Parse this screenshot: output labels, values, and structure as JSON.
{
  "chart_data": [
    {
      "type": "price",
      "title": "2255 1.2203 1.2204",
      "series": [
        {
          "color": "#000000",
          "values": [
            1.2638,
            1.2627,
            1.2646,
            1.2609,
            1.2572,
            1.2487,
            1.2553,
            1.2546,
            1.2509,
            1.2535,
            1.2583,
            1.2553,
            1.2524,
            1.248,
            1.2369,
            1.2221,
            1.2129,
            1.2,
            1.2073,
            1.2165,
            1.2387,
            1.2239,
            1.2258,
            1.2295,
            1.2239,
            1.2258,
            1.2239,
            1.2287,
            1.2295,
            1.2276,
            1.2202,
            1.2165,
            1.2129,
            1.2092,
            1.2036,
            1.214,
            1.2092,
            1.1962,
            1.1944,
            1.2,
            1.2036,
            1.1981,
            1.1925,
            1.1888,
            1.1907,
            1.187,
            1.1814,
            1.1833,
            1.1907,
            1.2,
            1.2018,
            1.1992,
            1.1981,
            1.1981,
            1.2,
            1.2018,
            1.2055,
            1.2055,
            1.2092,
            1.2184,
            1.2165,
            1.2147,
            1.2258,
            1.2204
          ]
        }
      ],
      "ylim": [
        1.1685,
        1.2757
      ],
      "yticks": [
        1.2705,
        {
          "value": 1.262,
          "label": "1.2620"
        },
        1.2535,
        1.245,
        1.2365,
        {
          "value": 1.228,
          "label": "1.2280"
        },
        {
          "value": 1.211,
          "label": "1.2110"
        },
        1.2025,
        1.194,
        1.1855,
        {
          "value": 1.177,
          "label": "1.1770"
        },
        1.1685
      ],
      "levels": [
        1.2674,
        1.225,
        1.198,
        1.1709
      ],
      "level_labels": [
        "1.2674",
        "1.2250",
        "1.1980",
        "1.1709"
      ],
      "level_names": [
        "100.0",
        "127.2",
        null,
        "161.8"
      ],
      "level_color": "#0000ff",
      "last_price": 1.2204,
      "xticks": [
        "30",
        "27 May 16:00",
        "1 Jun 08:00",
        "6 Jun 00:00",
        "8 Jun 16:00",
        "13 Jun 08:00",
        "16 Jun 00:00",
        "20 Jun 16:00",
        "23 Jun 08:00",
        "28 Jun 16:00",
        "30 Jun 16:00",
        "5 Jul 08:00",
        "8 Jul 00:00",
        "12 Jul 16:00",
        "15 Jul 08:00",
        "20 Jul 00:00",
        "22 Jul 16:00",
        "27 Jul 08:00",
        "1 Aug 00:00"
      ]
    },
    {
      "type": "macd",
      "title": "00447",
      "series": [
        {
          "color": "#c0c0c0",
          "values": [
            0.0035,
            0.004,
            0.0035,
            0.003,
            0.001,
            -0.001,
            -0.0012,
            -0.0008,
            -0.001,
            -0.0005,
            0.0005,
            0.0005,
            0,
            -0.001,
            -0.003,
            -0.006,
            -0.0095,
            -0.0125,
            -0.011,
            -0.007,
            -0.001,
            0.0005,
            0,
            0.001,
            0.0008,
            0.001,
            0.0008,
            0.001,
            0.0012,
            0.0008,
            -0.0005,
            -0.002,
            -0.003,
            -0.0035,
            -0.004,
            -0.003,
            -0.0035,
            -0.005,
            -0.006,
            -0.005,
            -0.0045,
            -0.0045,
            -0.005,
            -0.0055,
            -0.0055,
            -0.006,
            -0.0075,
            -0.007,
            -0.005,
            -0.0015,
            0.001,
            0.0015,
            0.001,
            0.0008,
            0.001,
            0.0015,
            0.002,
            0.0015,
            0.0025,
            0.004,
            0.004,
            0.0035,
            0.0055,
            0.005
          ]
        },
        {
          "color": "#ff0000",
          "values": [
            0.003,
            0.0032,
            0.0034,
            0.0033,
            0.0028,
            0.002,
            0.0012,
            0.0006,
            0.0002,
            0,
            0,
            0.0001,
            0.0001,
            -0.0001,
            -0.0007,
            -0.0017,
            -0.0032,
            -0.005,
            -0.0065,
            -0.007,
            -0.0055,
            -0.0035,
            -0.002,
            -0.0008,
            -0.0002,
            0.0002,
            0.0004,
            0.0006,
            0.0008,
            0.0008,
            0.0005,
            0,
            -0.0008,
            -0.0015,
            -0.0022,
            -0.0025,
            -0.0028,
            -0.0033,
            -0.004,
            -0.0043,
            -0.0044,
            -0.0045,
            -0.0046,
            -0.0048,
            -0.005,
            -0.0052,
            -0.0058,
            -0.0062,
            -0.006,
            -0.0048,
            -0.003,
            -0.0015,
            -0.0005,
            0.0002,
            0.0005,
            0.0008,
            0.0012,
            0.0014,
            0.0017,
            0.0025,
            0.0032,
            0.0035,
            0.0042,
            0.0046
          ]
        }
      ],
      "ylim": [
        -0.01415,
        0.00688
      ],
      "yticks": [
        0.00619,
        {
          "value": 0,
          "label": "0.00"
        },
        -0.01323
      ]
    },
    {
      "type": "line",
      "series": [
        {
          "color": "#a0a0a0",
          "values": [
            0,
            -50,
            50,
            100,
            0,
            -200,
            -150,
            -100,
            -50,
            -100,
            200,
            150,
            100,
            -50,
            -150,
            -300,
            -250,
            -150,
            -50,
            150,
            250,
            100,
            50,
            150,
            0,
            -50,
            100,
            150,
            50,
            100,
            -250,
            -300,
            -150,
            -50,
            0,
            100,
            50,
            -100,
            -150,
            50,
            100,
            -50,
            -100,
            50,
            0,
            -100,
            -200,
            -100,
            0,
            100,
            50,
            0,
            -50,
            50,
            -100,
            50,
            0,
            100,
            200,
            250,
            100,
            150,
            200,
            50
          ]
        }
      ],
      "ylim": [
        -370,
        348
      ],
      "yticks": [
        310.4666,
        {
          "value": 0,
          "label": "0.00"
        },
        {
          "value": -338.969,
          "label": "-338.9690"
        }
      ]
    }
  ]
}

────────────────────────────────────────

**INSTRUCTION**
Extract each line from the listing above, please, and repeat it exactly.

**THE ANSWER**
Parse this screenshot: output labels, values, and structure as JSON.
{
  "chart_data": [
    {
      "type": "price",
      "title": "2255 1.2203 1.2204",
      "series": [
        {
          "color": "#000000",
          "values": [
            1.2638,
            1.2627,
            1.2646,
            1.2609,
            1.2572,
            1.2487,
            1.2553,
            1.2546,
            1.2509,
            1.2535,
            1.2583,
            1.2553,
            1.2524,
            1.248,
            1.2369,
            1.2221,
            1.2129,
            1.2,
            1.2073,
            1.2165,
            1.2387,
            1.2239,
            1.2258,
            1.2295,
            1.2239,
            1.2258,
            1.2239,
            1.2287,
            1.2295,
            1.2276,
            1.2202,
            1.2165,
            1.2129,
            1.2092,
            1.2036,
            1.214,
            1.2092,
            1.1962,
            1.1944,
            1.2,
            1.2036,
            1.1981,
            1.1925,
            1.1888,
            1.1907,
            1.187,
            1.1814,
            1.1833,
            1.1907,
            1.2,
            1.2018,
            1.1992,
            1.1981,
            1.1981,
            1.2,
            1.2018,
            1.2055,
            1.2055,
            1.2092,
            1.2184,
            1.2165,
            1.2147,
            1.2258,
            1.2204
          ]
        }
      ],
      "ylim": [
        1.1685,
        1.2757
      ],
      "yticks": [
        1.2705,
        {
          "value": 1.262,
          "label": "1.2620"
        },
        1.2535,
        1.245,
        1.2365,
        {
          "value": 1.228,
          "label": "1.2280"
        },
        {
          "value": 1.211,
          "label": "1.2110"
        },
        1.2025,
        1.194,
        1.1855,
        {
          "value": 1.177,
          "label": "1.1770"
        },
        1.1685
      ],
      "levels": [
        1.2674,
        1.225,
        1.198,
        1.1709
      ],
      "level_labels": [
        "1.2674",
        "1.2250",
        "1.1980",
        "1.1709"
      ],
      "level_names": [
        "100.0",
        "127.2",
        null,
        "161.8"
      ],
      "level_color": "#0000ff",
      "last_price": 1.2204,
      "xticks": [
        "30",
        "27 May 16:00",
        "1 Jun 08:00",
        "6 Jun 00:00",
        "8 Jun 16:00",
        "13 Jun 08:00",
        "16 Jun 00:00",
        "20 Jun 16:00",
        "23 Jun 08:00",
        "28 Jun 16:00",
        "30 Jun 16:00",
        "5 Jul 08:00",
        "8 Jul 00:00",
        "12 Jul 16:00",
        "15 Jul 08:00",
        "20 Jul 00:00",
        "22 Jul 16:00",
        "27 Jul 08:00",
        "1 Aug 00:00"
      ]
    },
    {
      "type": "macd",
      "title": "00447",
      "series": [
        {
          "color": "#c0c0c0",
          "values": [
            0.0035,
            0.004,
            0.0035,
            0.003,
            0.001,
            -0.001,
            -0.0012,
            -0.0008,
            -0.001,
            -0.0005,
            0.0005,
            0.0005,
            0,
            -0.001,
            -0.003,
            -0.006,
            -0.0095,
            -0.0125,
            -0.011,
            -0.007,
            -0.001,
            0.0005,
            0,
            0.001,
            0.0008,
            0.001,
            0.0008,
            0.001,
            0.0012,
            0.0008,
            -0.0005,
            -0.002,
            -0.003,
            -0.0035,
            -0.004,
            -0.003,
            -0.0035,
            -0.005,
            -0.006,
            -0.005,
            -0.0045,
            -0.0045,
            -0.005,
            -0.0055,
            -0.0055,
            -0.006,
            -0.0075,
            -0.007,
            -0.005,
            -0.0015,
            0.001,
            0.0015,
            0.001,
            0.0008,
            0.001,
            0.0015,
            0.002,
            0.0015,
            0.0025,
            0.004,
            0.004,
            0.0035,
            0.0055,
            0.005
          ]
        },
        {
          "color": "#ff0000",
          "values": [
            0.003,
            0.0032,
            0.0034,
            0.0033,
            0.0028,
            0.002,
            0.0012,
            0.0006,
            0.0002,
            0,
            0,
            0.0001,
            0.0001,
            -0.0001,
            -0.0007,
            -0.0017,
            -0.0032,
            -0.005,
            -0.0065,
            -0.007,
            -0.0055,
            -0.0035,
            -0.002,
            -0.0008,
            -0.0002,
            0.0002,
            0.0004,
            0.0006,
            0.0008,
            0.0008,
            0.0005,
            0,
            -0.0008,
            -0.0015,
            -0.0022,
            -0.0025,
            -0.0028,
            -0.0033,
            -0.004,
            -0.0043,
            -0.0044,
            -0.0045,
            -0.0046,
            -0.0048,
            -0.005,
            -0.0052,
            -0.0058,
            -0.0062,
            -0.006,
            -0.0048,
            -0.003,
            -0.0015,
            -0.0005,
            0.0002,
            0.0005,
            0.0008,
            0.0012,
            0.0014,
            0.0017,
            0.0025,
            0.0032,
            0.0035,
            0.0042,
            0.0046
          ]
        }
      ],
      "ylim": [
        -0.01415,
        0.00688
      ],
      "yticks": [
        0.00619,
        {
          "value": 0,
          "label": "0.00"
        },
        -0.01323
      ]
    },
    {
      "type": "line",
      "series": [
        {
          "color": "#a0a0a0",
          "values": [
            0,
            -50,
            50,
            100,
            0,
            -200,
            -150,
            -100,
            -50,
            -100,
            200,
            150,
            100,
            -50,
            -150,
            -300,
            -250,
            -150,
            -50,
            150,
            250,
            100,
            50,
            150,
            0,
            -50,
            100,
            150,
            50,
            100,
            -250,
            -300,
            -150,
            -50,
            0,
            100,
            50,
            -100,
            -150,
            50,
            100,
            -50,
            -100,
            50,
            0,
            -100,
            -200,
            -100,
            0,
            100,
            50,
            0,
            -50,
            50,
            -100,
            50,
            0,
            100,
            200,
            250,
            100,
            150,
            200,
            50
          ]
        }
      ],
      "ylim": [
        -370,
        348
      ],
      "yticks": [
        310.4666,
        {
          "value": 0,
          "label": "0.00"
        },
        {
          "value": -338.969,
          "label": "-338.9690"
        }
      ]
    }
  ]
}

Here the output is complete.